_Task_
Leave out the pictures and transcribe everything else exactly.

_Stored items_
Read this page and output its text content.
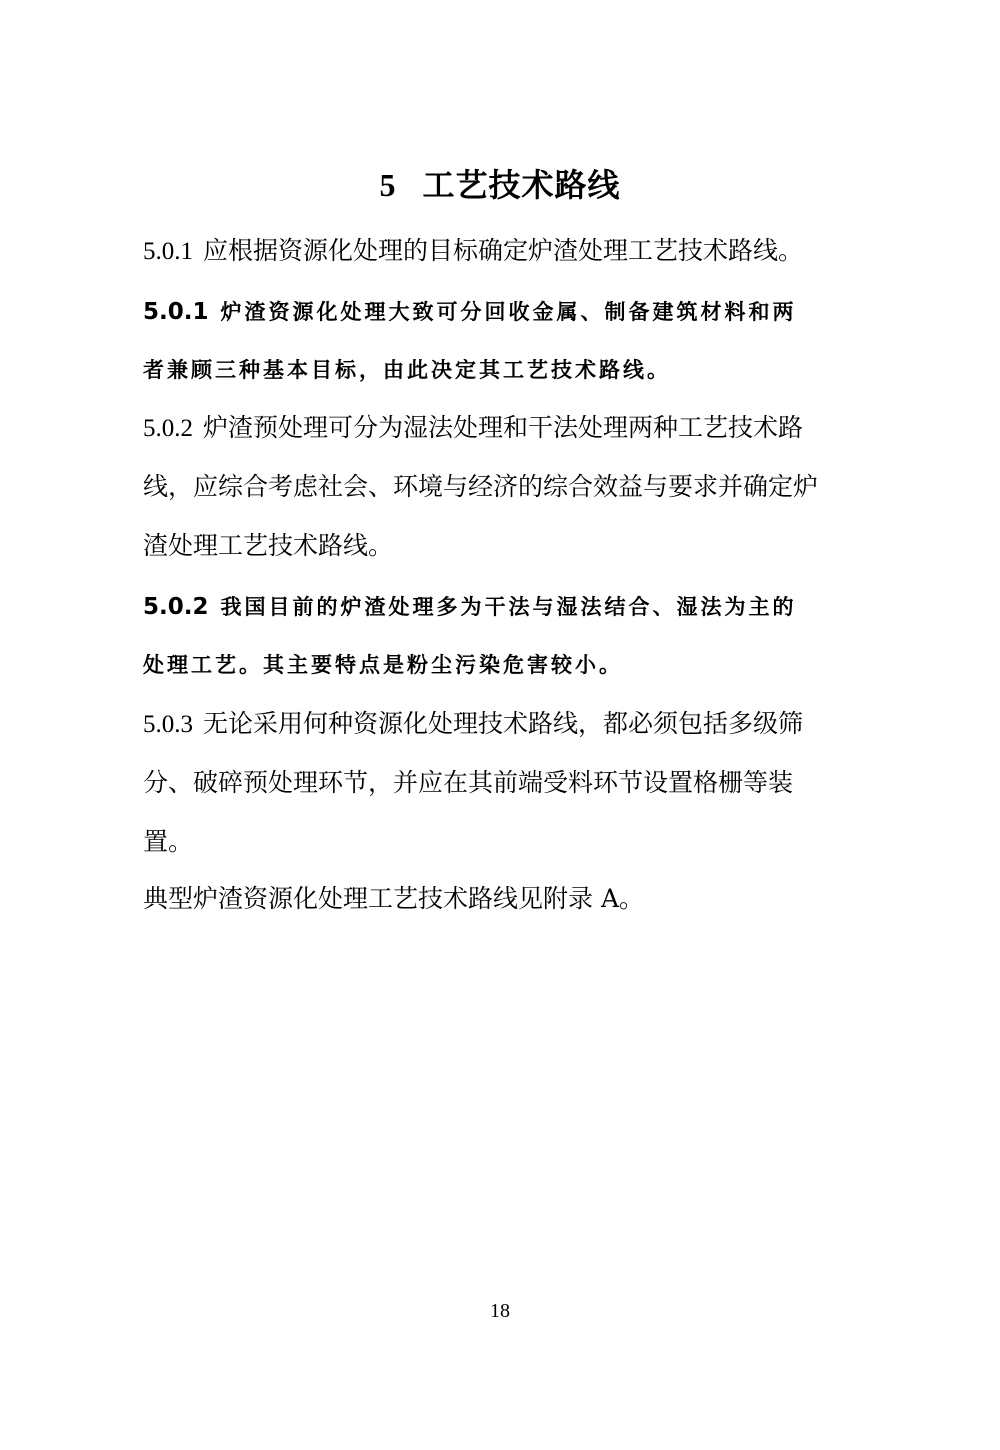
5 工艺技术路线
5.0.1 应根据资源化处理的目标确定炉渣处理工艺技术路线。
5.0.1 炉渣资源化处理大致可分回收金属、制备建筑材料和两
者兼顾三种基本目标，由此决定其工艺技术路线。
5.0.2 炉渣预处理可分为湿法处理和干法处理两种工艺技术路
线，应综合考虑社会、环境与经济的综合效益与要求并确定炉
渣处理工艺技术路线。
5.0.2 我国目前的炉渣处理多为干法与湿法结合、湿法为主的
处理工艺。其主要特点是粉尘污染危害较小。
5.0.3 无论采用何种资源化处理技术路线，都必须包括多级筛
分、破碎预处理环节，并应在其前端受料环节设置格栅等装
置。
典型炉渣资源化处理工艺技术路线见附录 A。
18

_Result of the task_
Read this page and output its text content.
5 工艺技术路线
5.0.1 应根据资源化处理的目标确定炉渣处理工艺技术路线。
5.0.1 炉渣资源化处理大致可分回收金属、制备建筑材料和两
者兼顾三种基本目标，由此决定其工艺技术路线。
5.0.2 炉渣预处理可分为湿法处理和干法处理两种工艺技术路
线，应综合考虑社会、环境与经济的综合效益与要求并确定炉
渣处理工艺技术路线。
5.0.2 我国目前的炉渣处理多为干法与湿法结合、湿法为主的
处理工艺。其主要特点是粉尘污染危害较小。
5.0.3 无论采用何种资源化处理技术路线，都必须包括多级筛
分、破碎预处理环节，并应在其前端受料环节设置格栅等装
置。
典型炉渣资源化处理工艺技术路线见附录 A。
18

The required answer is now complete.